Task description: Search the listing for "workers" and copy every line where it appears.
::: Input for this task
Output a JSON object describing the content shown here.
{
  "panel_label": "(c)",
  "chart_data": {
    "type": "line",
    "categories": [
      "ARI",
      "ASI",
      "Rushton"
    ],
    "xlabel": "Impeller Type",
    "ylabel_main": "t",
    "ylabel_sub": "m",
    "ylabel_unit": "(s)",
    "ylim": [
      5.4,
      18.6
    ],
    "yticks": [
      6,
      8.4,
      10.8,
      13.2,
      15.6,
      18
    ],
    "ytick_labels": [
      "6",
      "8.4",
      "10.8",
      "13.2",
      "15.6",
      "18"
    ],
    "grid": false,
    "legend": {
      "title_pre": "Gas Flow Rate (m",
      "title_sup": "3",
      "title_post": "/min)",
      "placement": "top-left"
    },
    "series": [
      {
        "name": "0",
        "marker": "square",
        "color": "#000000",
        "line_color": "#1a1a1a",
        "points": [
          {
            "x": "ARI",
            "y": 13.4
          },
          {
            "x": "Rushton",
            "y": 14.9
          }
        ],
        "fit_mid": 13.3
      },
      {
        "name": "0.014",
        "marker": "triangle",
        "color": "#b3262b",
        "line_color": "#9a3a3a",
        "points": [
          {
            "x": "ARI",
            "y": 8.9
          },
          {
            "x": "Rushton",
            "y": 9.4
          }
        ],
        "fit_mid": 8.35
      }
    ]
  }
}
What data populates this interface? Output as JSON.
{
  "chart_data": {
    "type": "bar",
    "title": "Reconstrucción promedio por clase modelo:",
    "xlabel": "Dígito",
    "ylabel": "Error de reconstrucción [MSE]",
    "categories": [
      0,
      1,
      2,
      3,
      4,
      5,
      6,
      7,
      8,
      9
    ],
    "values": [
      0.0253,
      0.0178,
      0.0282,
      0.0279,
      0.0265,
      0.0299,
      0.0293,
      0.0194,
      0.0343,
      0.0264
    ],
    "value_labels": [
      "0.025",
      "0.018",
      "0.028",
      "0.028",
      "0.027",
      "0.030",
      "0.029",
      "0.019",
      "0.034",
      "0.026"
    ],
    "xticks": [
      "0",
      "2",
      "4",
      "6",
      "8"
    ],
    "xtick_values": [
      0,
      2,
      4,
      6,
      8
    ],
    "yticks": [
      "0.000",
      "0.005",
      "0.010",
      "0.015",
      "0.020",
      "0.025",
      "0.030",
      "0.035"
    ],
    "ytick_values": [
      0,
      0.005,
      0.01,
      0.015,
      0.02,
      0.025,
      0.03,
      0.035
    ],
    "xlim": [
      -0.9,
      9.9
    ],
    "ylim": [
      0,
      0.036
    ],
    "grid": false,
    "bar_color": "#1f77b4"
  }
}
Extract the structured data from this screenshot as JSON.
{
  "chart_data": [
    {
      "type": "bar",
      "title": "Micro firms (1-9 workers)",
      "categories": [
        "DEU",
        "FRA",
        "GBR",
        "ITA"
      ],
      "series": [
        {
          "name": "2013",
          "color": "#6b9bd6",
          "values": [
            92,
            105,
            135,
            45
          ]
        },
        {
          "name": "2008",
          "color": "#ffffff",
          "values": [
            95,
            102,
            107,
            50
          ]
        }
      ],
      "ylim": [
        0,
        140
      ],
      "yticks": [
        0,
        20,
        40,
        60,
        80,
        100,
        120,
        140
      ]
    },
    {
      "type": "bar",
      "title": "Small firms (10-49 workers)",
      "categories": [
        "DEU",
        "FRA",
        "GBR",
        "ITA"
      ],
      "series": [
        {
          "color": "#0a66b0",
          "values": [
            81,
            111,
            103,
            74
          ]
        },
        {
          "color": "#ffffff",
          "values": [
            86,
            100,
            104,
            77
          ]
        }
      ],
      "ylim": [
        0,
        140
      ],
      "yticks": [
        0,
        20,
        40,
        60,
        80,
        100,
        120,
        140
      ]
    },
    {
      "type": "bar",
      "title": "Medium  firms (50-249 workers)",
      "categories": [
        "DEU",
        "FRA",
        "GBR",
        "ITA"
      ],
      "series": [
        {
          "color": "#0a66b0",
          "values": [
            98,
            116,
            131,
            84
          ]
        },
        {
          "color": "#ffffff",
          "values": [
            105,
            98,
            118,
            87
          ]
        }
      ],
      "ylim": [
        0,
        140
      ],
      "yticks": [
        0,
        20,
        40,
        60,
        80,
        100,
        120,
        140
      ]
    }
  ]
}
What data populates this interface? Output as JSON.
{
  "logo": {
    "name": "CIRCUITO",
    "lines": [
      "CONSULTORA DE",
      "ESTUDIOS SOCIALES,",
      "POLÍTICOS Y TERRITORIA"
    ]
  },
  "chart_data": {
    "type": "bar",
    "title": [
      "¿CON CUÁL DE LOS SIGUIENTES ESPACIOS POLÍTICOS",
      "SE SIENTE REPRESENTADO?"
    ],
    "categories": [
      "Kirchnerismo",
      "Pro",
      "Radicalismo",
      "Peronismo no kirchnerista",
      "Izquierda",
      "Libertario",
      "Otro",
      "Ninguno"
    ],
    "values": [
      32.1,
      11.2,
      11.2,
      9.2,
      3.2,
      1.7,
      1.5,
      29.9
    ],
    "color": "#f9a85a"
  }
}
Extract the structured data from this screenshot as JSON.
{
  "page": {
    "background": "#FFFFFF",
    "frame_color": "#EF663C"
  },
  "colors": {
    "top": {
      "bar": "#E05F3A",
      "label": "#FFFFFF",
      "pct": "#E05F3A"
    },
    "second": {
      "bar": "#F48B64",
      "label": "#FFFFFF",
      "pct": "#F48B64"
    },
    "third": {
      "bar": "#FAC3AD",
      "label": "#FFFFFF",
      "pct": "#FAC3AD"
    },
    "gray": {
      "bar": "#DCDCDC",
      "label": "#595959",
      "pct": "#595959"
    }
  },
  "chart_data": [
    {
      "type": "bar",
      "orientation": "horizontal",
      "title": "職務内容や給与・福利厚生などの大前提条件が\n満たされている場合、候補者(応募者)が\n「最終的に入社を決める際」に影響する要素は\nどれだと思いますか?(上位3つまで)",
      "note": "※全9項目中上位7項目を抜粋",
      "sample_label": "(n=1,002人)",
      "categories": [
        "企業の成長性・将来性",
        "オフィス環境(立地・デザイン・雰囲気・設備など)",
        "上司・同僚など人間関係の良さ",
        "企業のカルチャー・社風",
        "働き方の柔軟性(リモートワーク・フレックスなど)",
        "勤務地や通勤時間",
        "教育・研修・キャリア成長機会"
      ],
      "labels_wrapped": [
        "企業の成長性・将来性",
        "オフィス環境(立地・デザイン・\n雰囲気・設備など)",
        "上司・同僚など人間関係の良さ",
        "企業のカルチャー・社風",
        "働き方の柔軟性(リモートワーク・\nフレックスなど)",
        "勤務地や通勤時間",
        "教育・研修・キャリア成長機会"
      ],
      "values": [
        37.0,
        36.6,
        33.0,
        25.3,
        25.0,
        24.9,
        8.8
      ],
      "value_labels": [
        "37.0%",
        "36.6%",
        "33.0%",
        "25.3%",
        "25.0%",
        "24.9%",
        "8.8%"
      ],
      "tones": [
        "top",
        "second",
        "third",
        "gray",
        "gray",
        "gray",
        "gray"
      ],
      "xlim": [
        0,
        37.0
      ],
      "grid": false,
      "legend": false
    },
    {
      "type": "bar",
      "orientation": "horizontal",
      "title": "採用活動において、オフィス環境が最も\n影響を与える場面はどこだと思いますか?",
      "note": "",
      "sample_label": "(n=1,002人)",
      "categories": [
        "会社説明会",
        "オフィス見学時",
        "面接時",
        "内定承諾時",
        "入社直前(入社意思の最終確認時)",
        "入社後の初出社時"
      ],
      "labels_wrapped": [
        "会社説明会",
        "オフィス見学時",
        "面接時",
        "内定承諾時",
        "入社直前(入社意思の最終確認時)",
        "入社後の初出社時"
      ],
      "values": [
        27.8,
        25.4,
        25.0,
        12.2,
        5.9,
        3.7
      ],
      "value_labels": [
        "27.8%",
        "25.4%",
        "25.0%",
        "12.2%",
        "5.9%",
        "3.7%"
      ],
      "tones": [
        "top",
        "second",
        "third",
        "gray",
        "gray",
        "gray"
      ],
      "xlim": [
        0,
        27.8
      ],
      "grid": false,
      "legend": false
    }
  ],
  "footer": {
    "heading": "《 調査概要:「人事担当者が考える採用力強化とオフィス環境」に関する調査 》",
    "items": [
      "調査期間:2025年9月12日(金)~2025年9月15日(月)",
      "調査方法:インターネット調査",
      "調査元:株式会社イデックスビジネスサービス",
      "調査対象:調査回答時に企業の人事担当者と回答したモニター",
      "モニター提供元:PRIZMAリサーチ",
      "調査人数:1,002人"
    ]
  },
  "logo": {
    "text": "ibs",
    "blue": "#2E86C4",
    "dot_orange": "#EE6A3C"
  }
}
::::::
Output of the task:
      "title": "Micro firms (1-9 workers)",
      "title": "Small firms (10-49 workers)",
      "title": "Medium  firms (50-249 workers)",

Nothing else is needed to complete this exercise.